EXERCISE BRIEF -
Each entry below is to be transcribed exactly.
[begin EXCERPTED RECORDS]
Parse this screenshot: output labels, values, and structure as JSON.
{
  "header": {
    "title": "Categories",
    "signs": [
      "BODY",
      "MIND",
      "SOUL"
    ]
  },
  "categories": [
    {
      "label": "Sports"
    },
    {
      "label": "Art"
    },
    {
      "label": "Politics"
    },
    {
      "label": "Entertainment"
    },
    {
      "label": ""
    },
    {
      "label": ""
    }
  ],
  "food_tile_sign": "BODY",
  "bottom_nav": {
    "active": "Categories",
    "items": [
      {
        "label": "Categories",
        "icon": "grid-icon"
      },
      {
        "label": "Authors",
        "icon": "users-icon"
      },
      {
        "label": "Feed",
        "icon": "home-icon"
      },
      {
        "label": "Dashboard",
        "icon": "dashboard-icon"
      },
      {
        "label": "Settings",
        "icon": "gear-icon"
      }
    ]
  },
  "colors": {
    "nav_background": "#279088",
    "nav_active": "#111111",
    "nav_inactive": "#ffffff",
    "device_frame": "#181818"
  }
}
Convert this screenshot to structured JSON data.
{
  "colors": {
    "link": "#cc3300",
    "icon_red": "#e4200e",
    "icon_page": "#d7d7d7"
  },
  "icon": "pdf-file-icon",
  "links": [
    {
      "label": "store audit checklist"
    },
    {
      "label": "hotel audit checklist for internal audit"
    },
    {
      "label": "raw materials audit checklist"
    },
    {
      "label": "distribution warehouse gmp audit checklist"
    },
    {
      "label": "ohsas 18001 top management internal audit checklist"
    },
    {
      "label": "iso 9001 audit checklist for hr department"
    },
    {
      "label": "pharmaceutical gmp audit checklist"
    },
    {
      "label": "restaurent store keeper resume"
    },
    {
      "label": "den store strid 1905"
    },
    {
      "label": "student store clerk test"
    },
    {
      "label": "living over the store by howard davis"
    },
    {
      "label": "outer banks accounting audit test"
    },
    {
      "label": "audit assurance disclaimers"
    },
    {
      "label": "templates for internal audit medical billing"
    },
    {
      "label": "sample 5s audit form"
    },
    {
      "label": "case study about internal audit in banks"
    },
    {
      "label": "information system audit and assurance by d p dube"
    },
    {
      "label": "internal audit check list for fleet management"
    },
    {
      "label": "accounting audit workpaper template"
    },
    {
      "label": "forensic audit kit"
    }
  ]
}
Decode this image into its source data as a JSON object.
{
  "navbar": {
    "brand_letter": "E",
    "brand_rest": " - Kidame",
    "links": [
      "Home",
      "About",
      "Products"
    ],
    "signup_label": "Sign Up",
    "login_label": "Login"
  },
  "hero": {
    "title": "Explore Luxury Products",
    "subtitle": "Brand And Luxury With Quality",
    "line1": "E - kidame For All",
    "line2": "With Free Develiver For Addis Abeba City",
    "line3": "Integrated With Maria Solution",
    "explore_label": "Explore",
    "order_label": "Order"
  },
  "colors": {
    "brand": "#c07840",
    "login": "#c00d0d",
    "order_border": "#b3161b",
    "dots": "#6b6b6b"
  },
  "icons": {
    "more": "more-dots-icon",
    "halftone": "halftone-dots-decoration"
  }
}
[end EXCERPTED RECORDS]
RESULT OF THE TASK -
Parse this screenshot: output labels, values, and structure as JSON.
{
  "header": {
    "title": "Categories",
    "signs": [
      "BODY",
      "MIND",
      "SOUL"
    ]
  },
  "categories": [
    {
      "label": "Sports"
    },
    {
      "label": "Art"
    },
    {
      "label": "Politics"
    },
    {
      "label": "Entertainment"
    },
    {
      "label": ""
    },
    {
      "label": ""
    }
  ],
  "food_tile_sign": "BODY",
  "bottom_nav": {
    "active": "Categories",
    "items": [
      {
        "label": "Categories",
        "icon": "grid-icon"
      },
      {
        "label": "Authors",
        "icon": "users-icon"
      },
      {
        "label": "Feed",
        "icon": "home-icon"
      },
      {
        "label": "Dashboard",
        "icon": "dashboard-icon"
      },
      {
        "label": "Settings",
        "icon": "gear-icon"
      }
    ]
  },
  "colors": {
    "nav_background": "#279088",
    "nav_active": "#111111",
    "nav_inactive": "#ffffff",
    "device_frame": "#181818"
  }
}
Convert this screenshot to structured JSON data.
{
  "colors": {
    "link": "#cc3300",
    "icon_red": "#e4200e",
    "icon_page": "#d7d7d7"
  },
  "icon": "pdf-file-icon",
  "links": [
    {
      "label": "store audit checklist"
    },
    {
      "label": "hotel audit checklist for internal audit"
    },
    {
      "label": "raw materials audit checklist"
    },
    {
      "label": "distribution warehouse gmp audit checklist"
    },
    {
      "label": "ohsas 18001 top management internal audit checklist"
    },
    {
      "label": "iso 9001 audit checklist for hr department"
    },
    {
      "label": "pharmaceutical gmp audit checklist"
    },
    {
      "label": "restaurent store keeper resume"
    },
    {
      "label": "den store strid 1905"
    },
    {
      "label": "student store clerk test"
    },
    {
      "label": "living over the store by howard davis"
    },
    {
      "label": "outer banks accounting audit test"
    },
    {
      "label": "audit assurance disclaimers"
    },
    {
      "label": "templates for internal audit medical billing"
    },
    {
      "label": "sample 5s audit form"
    },
    {
      "label": "case study about internal audit in banks"
    },
    {
      "label": "information system audit and assurance by d p dube"
    },
    {
      "label": "internal audit check list for fleet management"
    },
    {
      "label": "accounting audit workpaper template"
    },
    {
      "label": "forensic audit kit"
    }
  ]
}
Decode this image into its source data as a JSON object.
{
  "navbar": {
    "brand_letter": "E",
    "brand_rest": " - Kidame",
    "links": [
      "Home",
      "About",
      "Products"
    ],
    "signup_label": "Sign Up",
    "login_label": "Login"
  },
  "hero": {
    "title": "Explore Luxury Products",
    "subtitle": "Brand And Luxury With Quality",
    "line1": "E - kidame For All",
    "line2": "With Free Develiver For Addis Abeba City",
    "line3": "Integrated With Maria Solution",
    "explore_label": "Explore",
    "order_label": "Order"
  },
  "colors": {
    "brand": "#c07840",
    "login": "#c00d0d",
    "order_border": "#b3161b",
    "dots": "#6b6b6b"
  },
  "icons": {
    "more": "more-dots-icon",
    "halftone": "halftone-dots-decoration"
  }
}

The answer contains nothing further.